— Items —
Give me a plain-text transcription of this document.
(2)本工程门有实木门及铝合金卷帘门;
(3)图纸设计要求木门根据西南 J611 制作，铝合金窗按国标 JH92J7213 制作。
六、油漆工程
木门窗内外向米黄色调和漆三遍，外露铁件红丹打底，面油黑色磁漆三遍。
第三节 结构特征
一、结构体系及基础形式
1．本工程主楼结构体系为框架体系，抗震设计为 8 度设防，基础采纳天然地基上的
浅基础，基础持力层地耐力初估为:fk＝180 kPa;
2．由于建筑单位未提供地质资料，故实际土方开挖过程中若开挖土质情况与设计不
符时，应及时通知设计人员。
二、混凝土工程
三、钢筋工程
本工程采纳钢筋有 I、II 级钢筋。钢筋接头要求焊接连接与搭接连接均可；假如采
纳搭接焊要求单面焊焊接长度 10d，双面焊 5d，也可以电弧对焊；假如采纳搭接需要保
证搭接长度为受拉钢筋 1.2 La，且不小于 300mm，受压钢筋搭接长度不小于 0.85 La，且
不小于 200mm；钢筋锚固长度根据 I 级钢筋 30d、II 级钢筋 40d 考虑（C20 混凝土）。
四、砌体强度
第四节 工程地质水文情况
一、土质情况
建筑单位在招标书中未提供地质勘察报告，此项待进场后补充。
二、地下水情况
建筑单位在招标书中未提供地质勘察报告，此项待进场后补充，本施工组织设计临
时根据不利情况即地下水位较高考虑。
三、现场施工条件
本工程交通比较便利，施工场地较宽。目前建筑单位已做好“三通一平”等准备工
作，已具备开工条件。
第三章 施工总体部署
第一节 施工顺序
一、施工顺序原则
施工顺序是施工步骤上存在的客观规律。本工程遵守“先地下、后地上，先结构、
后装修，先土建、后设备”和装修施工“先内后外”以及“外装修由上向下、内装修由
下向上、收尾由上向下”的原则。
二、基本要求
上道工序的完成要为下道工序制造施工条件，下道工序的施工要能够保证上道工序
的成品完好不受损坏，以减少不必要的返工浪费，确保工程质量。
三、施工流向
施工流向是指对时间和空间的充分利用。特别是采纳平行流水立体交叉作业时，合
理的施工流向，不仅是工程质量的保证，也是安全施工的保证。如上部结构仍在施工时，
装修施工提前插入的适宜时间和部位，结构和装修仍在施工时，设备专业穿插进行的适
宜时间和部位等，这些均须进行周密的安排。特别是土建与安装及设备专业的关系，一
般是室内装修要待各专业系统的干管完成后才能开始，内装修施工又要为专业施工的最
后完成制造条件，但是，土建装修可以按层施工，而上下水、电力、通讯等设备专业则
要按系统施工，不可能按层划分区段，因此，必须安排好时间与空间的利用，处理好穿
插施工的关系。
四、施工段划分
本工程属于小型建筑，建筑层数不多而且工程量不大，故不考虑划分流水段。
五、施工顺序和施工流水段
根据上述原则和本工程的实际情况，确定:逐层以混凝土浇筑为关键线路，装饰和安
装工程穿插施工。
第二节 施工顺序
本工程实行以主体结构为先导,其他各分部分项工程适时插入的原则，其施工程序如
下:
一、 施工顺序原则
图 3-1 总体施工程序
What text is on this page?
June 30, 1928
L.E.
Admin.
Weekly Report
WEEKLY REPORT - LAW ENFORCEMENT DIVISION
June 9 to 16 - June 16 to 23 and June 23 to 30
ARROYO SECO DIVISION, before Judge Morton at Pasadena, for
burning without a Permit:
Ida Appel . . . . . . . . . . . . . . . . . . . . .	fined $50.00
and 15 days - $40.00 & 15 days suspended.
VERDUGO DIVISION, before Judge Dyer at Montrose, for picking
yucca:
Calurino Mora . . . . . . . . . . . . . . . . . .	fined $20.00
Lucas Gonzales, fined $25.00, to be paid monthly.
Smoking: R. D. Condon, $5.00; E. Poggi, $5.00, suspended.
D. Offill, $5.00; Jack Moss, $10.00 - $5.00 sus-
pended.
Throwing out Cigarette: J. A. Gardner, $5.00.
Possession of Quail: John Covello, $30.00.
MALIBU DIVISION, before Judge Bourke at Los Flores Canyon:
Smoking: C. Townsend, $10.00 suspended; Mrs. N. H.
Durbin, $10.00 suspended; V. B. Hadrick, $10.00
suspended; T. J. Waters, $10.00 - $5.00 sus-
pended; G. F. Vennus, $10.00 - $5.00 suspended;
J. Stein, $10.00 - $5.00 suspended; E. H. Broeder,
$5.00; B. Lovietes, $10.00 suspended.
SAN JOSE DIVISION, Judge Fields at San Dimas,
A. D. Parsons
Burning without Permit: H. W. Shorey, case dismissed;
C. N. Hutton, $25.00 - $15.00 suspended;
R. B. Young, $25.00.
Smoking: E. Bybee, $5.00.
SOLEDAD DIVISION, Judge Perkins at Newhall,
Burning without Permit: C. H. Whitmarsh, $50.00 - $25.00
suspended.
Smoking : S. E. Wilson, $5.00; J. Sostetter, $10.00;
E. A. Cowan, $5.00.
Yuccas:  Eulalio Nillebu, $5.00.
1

— Written instruction —
Repeat the listing exactly, from its first line to its last.

— Output for this exercise —
Give me a plain-text transcription of this document.
(2)本工程门有实木门及铝合金卷帘门;
(3)图纸设计要求木门根据西南 J611 制作，铝合金窗按国标 JH92J7213 制作。
六、油漆工程
木门窗内外向米黄色调和漆三遍，外露铁件红丹打底，面油黑色磁漆三遍。
第三节 结构特征
一、结构体系及基础形式
1．本工程主楼结构体系为框架体系，抗震设计为 8 度设防，基础采纳天然地基上的
浅基础，基础持力层地耐力初估为:fk＝180 kPa;
2．由于建筑单位未提供地质资料，故实际土方开挖过程中若开挖土质情况与设计不
符时，应及时通知设计人员。
二、混凝土工程
三、钢筋工程
本工程采纳钢筋有 I、II 级钢筋。钢筋接头要求焊接连接与搭接连接均可；假如采
纳搭接焊要求单面焊焊接长度 10d，双面焊 5d，也可以电弧对焊；假如采纳搭接需要保
证搭接长度为受拉钢筋 1.2 La，且不小于 300mm，受压钢筋搭接长度不小于 0.85 La，且
不小于 200mm；钢筋锚固长度根据 I 级钢筋 30d、II 级钢筋 40d 考虑（C20 混凝土）。
四、砌体强度
第四节 工程地质水文情况
一、土质情况
建筑单位在招标书中未提供地质勘察报告，此项待进场后补充。
二、地下水情况
建筑单位在招标书中未提供地质勘察报告，此项待进场后补充，本施工组织设计临
时根据不利情况即地下水位较高考虑。
三、现场施工条件
本工程交通比较便利，施工场地较宽。目前建筑单位已做好“三通一平”等准备工
作，已具备开工条件。
第三章 施工总体部署
第一节 施工顺序
一、施工顺序原则
施工顺序是施工步骤上存在的客观规律。本工程遵守“先地下、后地上，先结构、
后装修，先土建、后设备”和装修施工“先内后外”以及“外装修由上向下、内装修由
下向上、收尾由上向下”的原则。
二、基本要求
上道工序的完成要为下道工序制造施工条件，下道工序的施工要能够保证上道工序
的成品完好不受损坏，以减少不必要的返工浪费，确保工程质量。
三、施工流向
施工流向是指对时间和空间的充分利用。特别是采纳平行流水立体交叉作业时，合
理的施工流向，不仅是工程质量的保证，也是安全施工的保证。如上部结构仍在施工时，
装修施工提前插入的适宜时间和部位，结构和装修仍在施工时，设备专业穿插进行的适
宜时间和部位等，这些均须进行周密的安排。特别是土建与安装及设备专业的关系，一
般是室内装修要待各专业系统的干管完成后才能开始，内装修施工又要为专业施工的最
后完成制造条件，但是，土建装修可以按层施工，而上下水、电力、通讯等设备专业则
要按系统施工，不可能按层划分区段，因此，必须安排好时间与空间的利用，处理好穿
插施工的关系。
四、施工段划分
本工程属于小型建筑，建筑层数不多而且工程量不大，故不考虑划分流水段。
五、施工顺序和施工流水段
根据上述原则和本工程的实际情况，确定:逐层以混凝土浇筑为关键线路，装饰和安
装工程穿插施工。
第二节 施工顺序
本工程实行以主体结构为先导,其他各分部分项工程适时插入的原则，其施工程序如
下:
一、 施工顺序原则
图 3-1 总体施工程序
What text is on this page?
June 30, 1928
L.E.
Admin.
Weekly Report
WEEKLY REPORT - LAW ENFORCEMENT DIVISION
June 9 to 16 - June 16 to 23 and June 23 to 30
ARROYO SECO DIVISION, before Judge Morton at Pasadena, for
burning without a Permit:
Ida Appel . . . . . . . . . . . . . . . . . . . . .	fined $50.00
and 15 days - $40.00 & 15 days suspended.
VERDUGO DIVISION, before Judge Dyer at Montrose, for picking
yucca:
Calurino Mora . . . . . . . . . . . . . . . . . .	fined $20.00
Lucas Gonzales, fined $25.00, to be paid monthly.
Smoking: R. D. Condon, $5.00; E. Poggi, $5.00, suspended.
D. Offill, $5.00; Jack Moss, $10.00 - $5.00 sus-
pended.
Throwing out Cigarette: J. A. Gardner, $5.00.
Possession of Quail: John Covello, $30.00.
MALIBU DIVISION, before Judge Bourke at Los Flores Canyon:
Smoking: C. Townsend, $10.00 suspended; Mrs. N. H.
Durbin, $10.00 suspended; V. B. Hadrick, $10.00
suspended; T. J. Waters, $10.00 - $5.00 sus-
pended; G. F. Vennus, $10.00 - $5.00 suspended;
J. Stein, $10.00 - $5.00 suspended; E. H. Broeder,
$5.00; B. Lovietes, $10.00 suspended.
SAN JOSE DIVISION, Judge Fields at San Dimas,
A. D. Parsons
Burning without Permit: H. W. Shorey, case dismissed;
C. N. Hutton, $25.00 - $15.00 suspended;
R. B. Young, $25.00.
Smoking: E. Bybee, $5.00.
SOLEDAD DIVISION, Judge Perkins at Newhall,
Burning without Permit: C. H. Whitmarsh, $50.00 - $25.00
suspended.
Smoking : S. E. Wilson, $5.00; J. Sostetter, $10.00;
E. A. Cowan, $5.00.
Yuccas:  Eulalio Nillebu, $5.00.
1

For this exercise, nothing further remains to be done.